■ What is asked ■
Each line containing the word "water" needs to be copied.

■ Excerpted data ■
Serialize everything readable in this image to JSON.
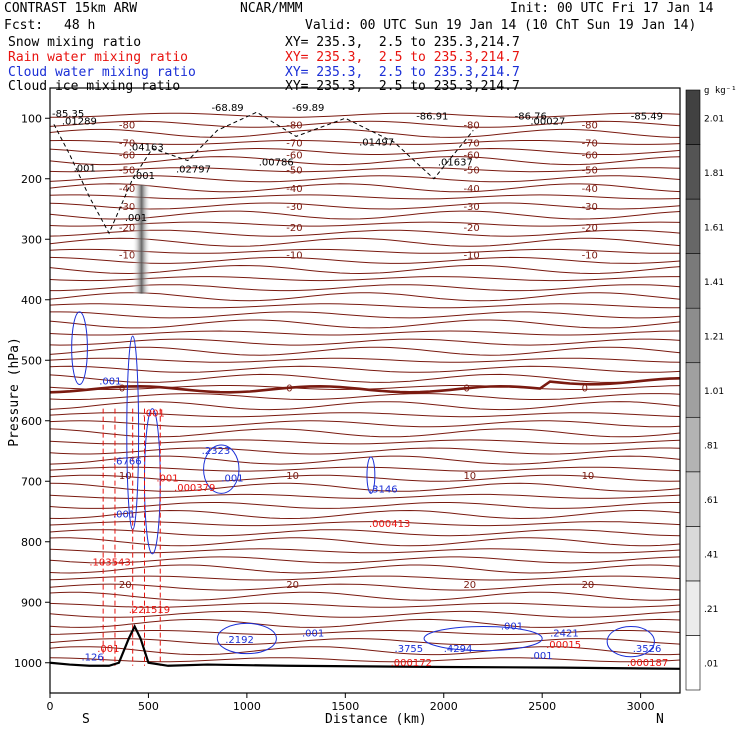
{
  "header": {
    "title_left": "CONTRAST 15km ARW",
    "title_center": "NCAR/MMM",
    "init": "Init: 00 UTC Fri 17 Jan 14",
    "fcst_label": "Fcst:",
    "fcst_value": "48 h",
    "valid": "Valid: 00 UTC Sun 19 Jan 14 (10 ChT Sun 19 Jan 14)",
    "fields": [
      {
        "name": "Snow mixing ratio",
        "xy": "XY= 235.3,  2.5 to 235.3,214.7",
        "color": "#000000"
      },
      {
        "name": "Rain water mixing ratio",
        "xy": "XY= 235.3,  2.5 to 235.3,214.7",
        "color": "#e8120e"
      },
      {
        "name": "Cloud water mixing ratio",
        "xy": "XY= 235.3,  2.5 to 235.3,214.7",
        "color": "#1b2fd6"
      },
      {
        "name": "Cloud ice mixing ratio",
        "xy": "XY= 235.3,  2.5 to 235.3,214.7",
        "color": "#000000"
      }
    ]
  },
  "chart_data": {
    "type": "cross-section",
    "xlabel": "Distance (km)",
    "ylabel": "Pressure (hPa)",
    "xlim": [
      0,
      3200
    ],
    "ylim": [
      1050,
      50
    ],
    "x_ticks": [
      0,
      500,
      1000,
      1500,
      2000,
      2500,
      3000
    ],
    "y_ticks": [
      100,
      200,
      300,
      400,
      500,
      600,
      700,
      800,
      900,
      1000
    ],
    "x_end_labels": {
      "left": "S",
      "right": "N"
    },
    "colorbar": {
      "unit": "g kg⁻¹",
      "ticks": [
        ".01",
        ".21",
        ".41",
        ".61",
        ".81",
        "1.01",
        "1.21",
        "1.41",
        "1.61",
        "1.81",
        "2.01"
      ]
    },
    "temperature_contours": [
      {
        "label": "-80",
        "p": 110
      },
      {
        "label": "-70",
        "p": 140
      },
      {
        "label": "-60",
        "p": 160
      },
      {
        "label": "-50",
        "p": 185
      },
      {
        "label": "-40",
        "p": 215
      },
      {
        "label": "-30",
        "p": 245
      },
      {
        "label": "-20",
        "p": 280
      },
      {
        "label": "-10",
        "p": 325
      },
      {
        "label": "0",
        "p": 545
      },
      {
        "label": "10",
        "p": 690
      },
      {
        "label": "20",
        "p": 870
      }
    ],
    "annotations": [
      {
        "text": "-68.89",
        "x": 820,
        "y": 88,
        "color": "#000000"
      },
      {
        "text": "-69.89",
        "x": 1230,
        "y": 88,
        "color": "#000000"
      },
      {
        "text": "-86.91",
        "x": 1860,
        "y": 102,
        "color": "#000000"
      },
      {
        "text": "-86.76",
        "x": 2360,
        "y": 102,
        "color": "#000000"
      },
      {
        "text": "-85.49",
        "x": 2950,
        "y": 102,
        "color": "#000000"
      },
      {
        "text": ".01289",
        "x": 60,
        "y": 110,
        "color": "#000000"
      },
      {
        "text": "-85.35",
        "x": 10,
        "y": 98,
        "color": "#000000"
      },
      {
        "text": ".04163",
        "x": 400,
        "y": 153,
        "color": "#000000"
      },
      {
        "text": ".01497",
        "x": 1570,
        "y": 145,
        "color": "#000000"
      },
      {
        "text": ".00786",
        "x": 1060,
        "y": 178,
        "color": "#000000"
      },
      {
        "text": ".01637",
        "x": 1970,
        "y": 178,
        "color": "#000000"
      },
      {
        "text": ".00027",
        "x": 2440,
        "y": 110,
        "color": "#000000"
      },
      {
        "text": ".02797",
        "x": 640,
        "y": 190,
        "color": "#000000"
      },
      {
        "text": ".001",
        "x": 120,
        "y": 188,
        "color": "#000000"
      },
      {
        "text": ".001",
        "x": 420,
        "y": 200,
        "color": "#000000"
      },
      {
        "text": ".001",
        "x": 380,
        "y": 270,
        "color": "#000000"
      },
      {
        "text": ".001",
        "x": 250,
        "y": 540,
        "color": "#1b2fd6"
      },
      {
        "text": ".001",
        "x": 470,
        "y": 593,
        "color": "#e8120e"
      },
      {
        "text": ".6766",
        "x": 320,
        "y": 672,
        "color": "#1b2fd6"
      },
      {
        "text": ".2323",
        "x": 770,
        "y": 655,
        "color": "#1b2fd6"
      },
      {
        "text": ".001",
        "x": 870,
        "y": 700,
        "color": "#1b2fd6"
      },
      {
        "text": ".001",
        "x": 540,
        "y": 700,
        "color": "#e8120e"
      },
      {
        "text": ".000379",
        "x": 630,
        "y": 716,
        "color": "#e8120e"
      },
      {
        "text": ".001",
        "x": 320,
        "y": 760,
        "color": "#1b2fd6"
      },
      {
        "text": ".3146",
        "x": 1620,
        "y": 719,
        "color": "#1b2fd6"
      },
      {
        "text": ".000413",
        "x": 1620,
        "y": 776,
        "color": "#e8120e"
      },
      {
        "text": ".103543",
        "x": 200,
        "y": 839,
        "color": "#e8120e"
      },
      {
        "text": ".221519",
        "x": 400,
        "y": 918,
        "color": "#e8120e"
      },
      {
        "text": ".2192",
        "x": 890,
        "y": 967,
        "color": "#1b2fd6"
      },
      {
        "text": ".001",
        "x": 1280,
        "y": 957,
        "color": "#1b2fd6"
      },
      {
        "text": ".001",
        "x": 240,
        "y": 982,
        "color": "#e8120e"
      },
      {
        "text": ".126",
        "x": 160,
        "y": 996,
        "color": "#1b2fd6"
      },
      {
        "text": ".3755",
        "x": 1750,
        "y": 982,
        "color": "#1b2fd6"
      },
      {
        "text": ".000172",
        "x": 1730,
        "y": 1005,
        "color": "#e8120e"
      },
      {
        "text": ".4294",
        "x": 2000,
        "y": 982,
        "color": "#1b2fd6"
      },
      {
        "text": ".001",
        "x": 2290,
        "y": 945,
        "color": "#1b2fd6"
      },
      {
        "text": ".2421",
        "x": 2540,
        "y": 957,
        "color": "#1b2fd6"
      },
      {
        "text": ".00015",
        "x": 2520,
        "y": 976,
        "color": "#e8120e"
      },
      {
        "text": ".001",
        "x": 2440,
        "y": 994,
        "color": "#1b2fd6"
      },
      {
        "text": ".3526",
        "x": 2960,
        "y": 982,
        "color": "#1b2fd6"
      },
      {
        "text": ".000187",
        "x": 2930,
        "y": 1005,
        "color": "#e8120e"
      }
    ],
    "terrain": {
      "x": [
        0,
        100,
        200,
        300,
        350,
        400,
        430,
        460,
        500,
        600,
        800,
        1200,
        2000,
        2600,
        3200
      ],
      "p": [
        1000,
        1003,
        1005,
        1005,
        1000,
        960,
        940,
        960,
        1000,
        1005,
        1003,
        1005,
        1007,
        1008,
        1010
      ]
    }
  }
}
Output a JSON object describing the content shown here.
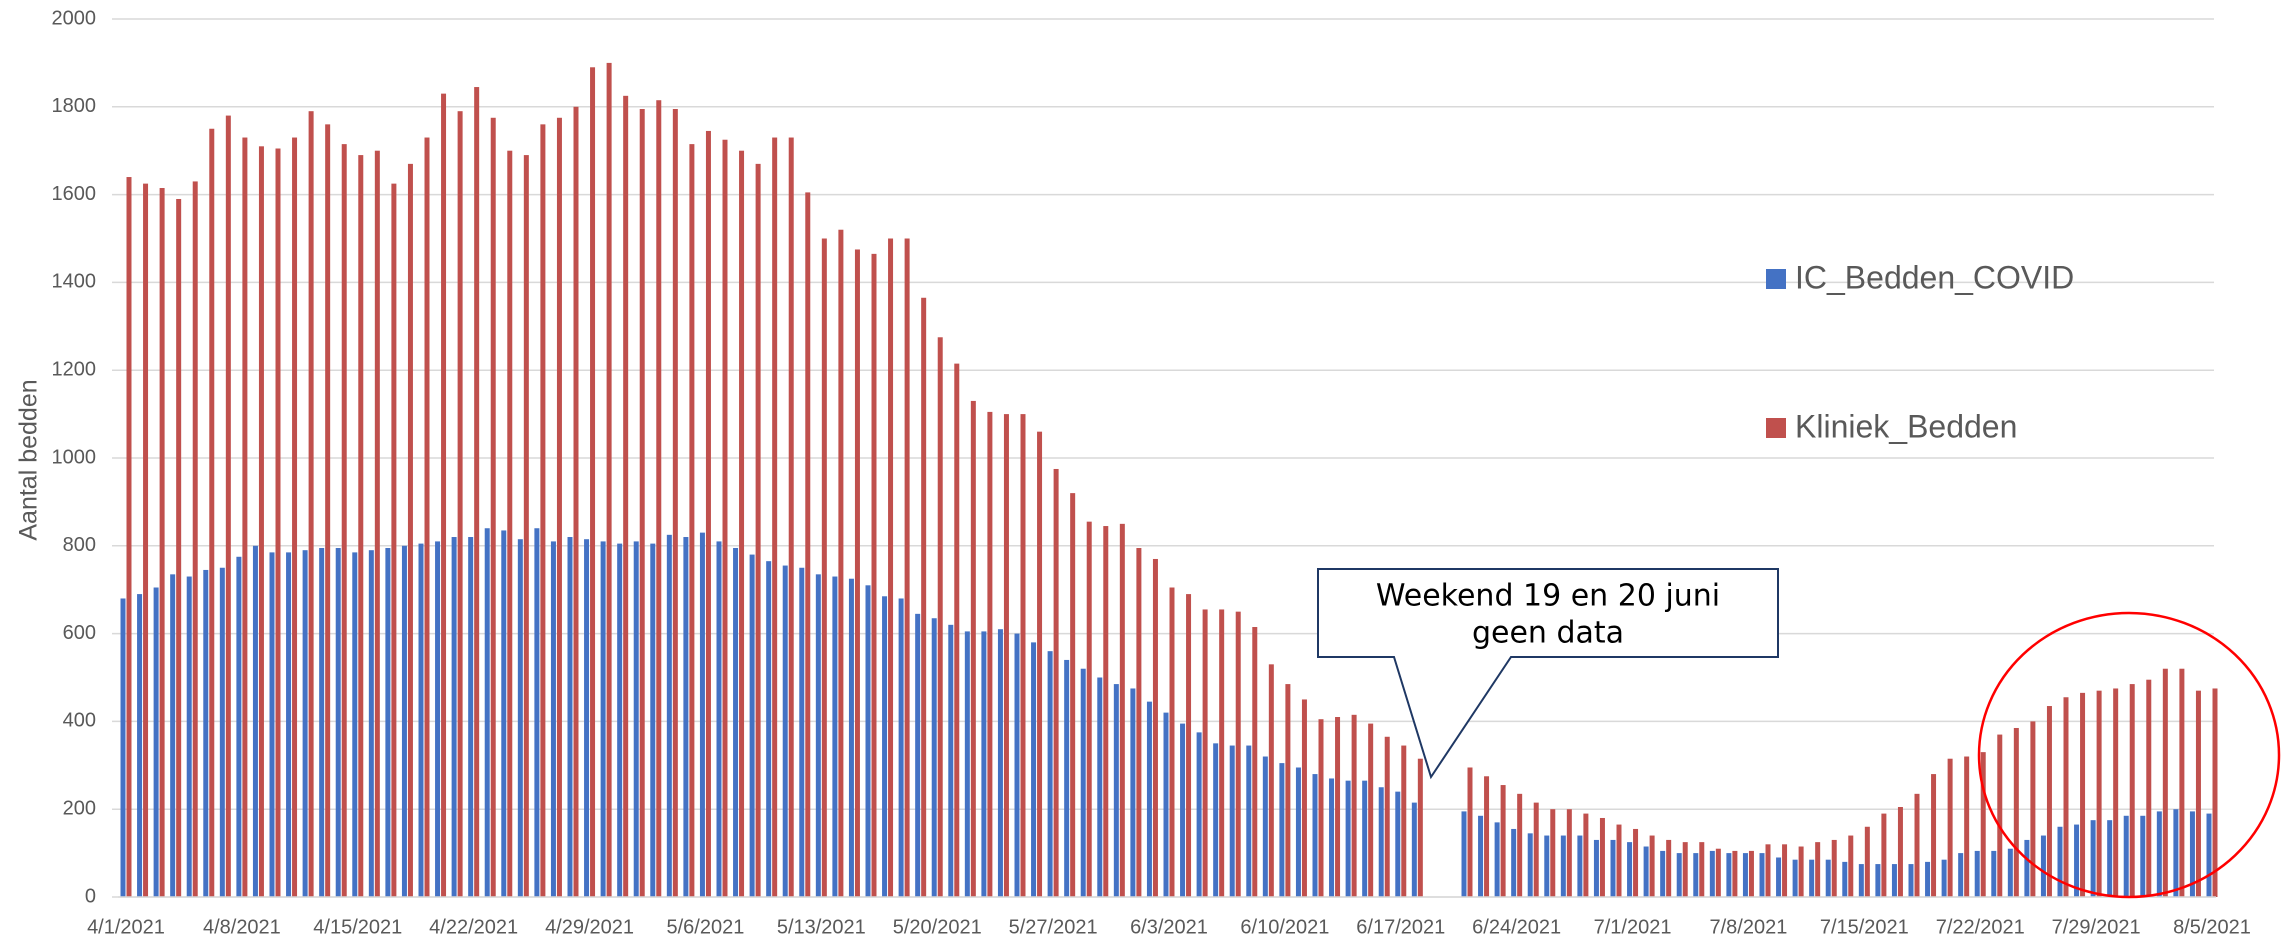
{
  "chart_data": {
    "type": "bar",
    "y_label": "Aantal bedden",
    "annotation": [
      "Weekend 19 en 20 juni",
      "geen data"
    ],
    "categories": [
      "4/1/2021",
      null,
      null,
      null,
      null,
      null,
      null,
      "4/8/2021",
      null,
      null,
      null,
      null,
      null,
      null,
      "4/15/2021",
      null,
      null,
      null,
      null,
      null,
      null,
      "4/22/2021",
      null,
      null,
      null,
      null,
      null,
      null,
      "4/29/2021",
      null,
      null,
      null,
      null,
      null,
      null,
      "5/6/2021",
      null,
      null,
      null,
      null,
      null,
      null,
      "5/13/2021",
      null,
      null,
      null,
      null,
      null,
      null,
      "5/20/2021",
      null,
      null,
      null,
      null,
      null,
      null,
      "5/27/2021",
      null,
      null,
      null,
      null,
      null,
      null,
      "6/3/2021",
      null,
      null,
      null,
      null,
      null,
      null,
      "6/10/2021",
      null,
      null,
      null,
      null,
      null,
      null,
      "6/17/2021",
      null,
      null,
      null,
      null,
      null,
      null,
      "6/24/2021",
      null,
      null,
      null,
      null,
      null,
      null,
      "7/1/2021",
      null,
      null,
      null,
      null,
      null,
      null,
      "7/8/2021",
      null,
      null,
      null,
      null,
      null,
      null,
      "7/15/2021",
      null,
      null,
      null,
      null,
      null,
      null,
      "7/22/2021",
      null,
      null,
      null,
      null,
      null,
      null,
      "7/29/2021",
      null,
      null,
      null,
      null,
      null,
      null,
      "8/5/2021"
    ],
    "series": [
      {
        "name": "IC_Bedden_COVID",
        "color": "#4472c4",
        "values": [
          680,
          690,
          705,
          735,
          730,
          745,
          750,
          775,
          800,
          785,
          785,
          790,
          795,
          795,
          785,
          790,
          795,
          800,
          805,
          810,
          820,
          820,
          840,
          835,
          815,
          840,
          810,
          820,
          815,
          810,
          805,
          810,
          805,
          825,
          820,
          830,
          810,
          795,
          780,
          765,
          755,
          750,
          735,
          730,
          725,
          710,
          685,
          680,
          645,
          635,
          620,
          605,
          605,
          610,
          600,
          580,
          560,
          540,
          520,
          500,
          485,
          475,
          445,
          420,
          395,
          375,
          350,
          345,
          345,
          320,
          305,
          295,
          280,
          270,
          265,
          265,
          250,
          240,
          215,
          null,
          null,
          195,
          185,
          170,
          155,
          145,
          140,
          140,
          140,
          130,
          130,
          125,
          115,
          105,
          100,
          100,
          105,
          100,
          100,
          100,
          90,
          85,
          85,
          85,
          80,
          75,
          75,
          75,
          75,
          80,
          85,
          100,
          105,
          105,
          110,
          130,
          140,
          160,
          165,
          175,
          175,
          185,
          185,
          195,
          200,
          195,
          190
        ]
      },
      {
        "name": "Kliniek_Bedden",
        "color": "#c0504d",
        "values": [
          1640,
          1625,
          1615,
          1590,
          1630,
          1750,
          1780,
          1730,
          1710,
          1705,
          1730,
          1790,
          1760,
          1715,
          1690,
          1700,
          1625,
          1670,
          1730,
          1830,
          1790,
          1845,
          1775,
          1700,
          1690,
          1760,
          1775,
          1800,
          1890,
          1900,
          1825,
          1795,
          1815,
          1795,
          1715,
          1745,
          1725,
          1700,
          1670,
          1730,
          1730,
          1605,
          1500,
          1520,
          1475,
          1465,
          1500,
          1500,
          1365,
          1275,
          1215,
          1130,
          1105,
          1100,
          1100,
          1060,
          975,
          920,
          855,
          845,
          850,
          795,
          770,
          705,
          690,
          655,
          655,
          650,
          615,
          530,
          485,
          450,
          405,
          410,
          415,
          395,
          365,
          345,
          315,
          null,
          null,
          295,
          275,
          255,
          235,
          215,
          200,
          200,
          190,
          180,
          165,
          155,
          140,
          130,
          125,
          125,
          110,
          105,
          105,
          120,
          120,
          115,
          125,
          130,
          140,
          160,
          190,
          205,
          235,
          280,
          315,
          320,
          330,
          370,
          385,
          400,
          435,
          455,
          465,
          470,
          475,
          485,
          495,
          520,
          520,
          470,
          475
        ]
      }
    ],
    "ylim": [
      0,
      2000
    ],
    "yticks": [
      0,
      200,
      400,
      600,
      800,
      1000,
      1200,
      1400,
      1600,
      1800,
      2000
    ],
    "grid": true
  }
}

■ Full solution ■
        "name": "Rain water mixing ratio",
        "name": "Cloud water mixing ratio",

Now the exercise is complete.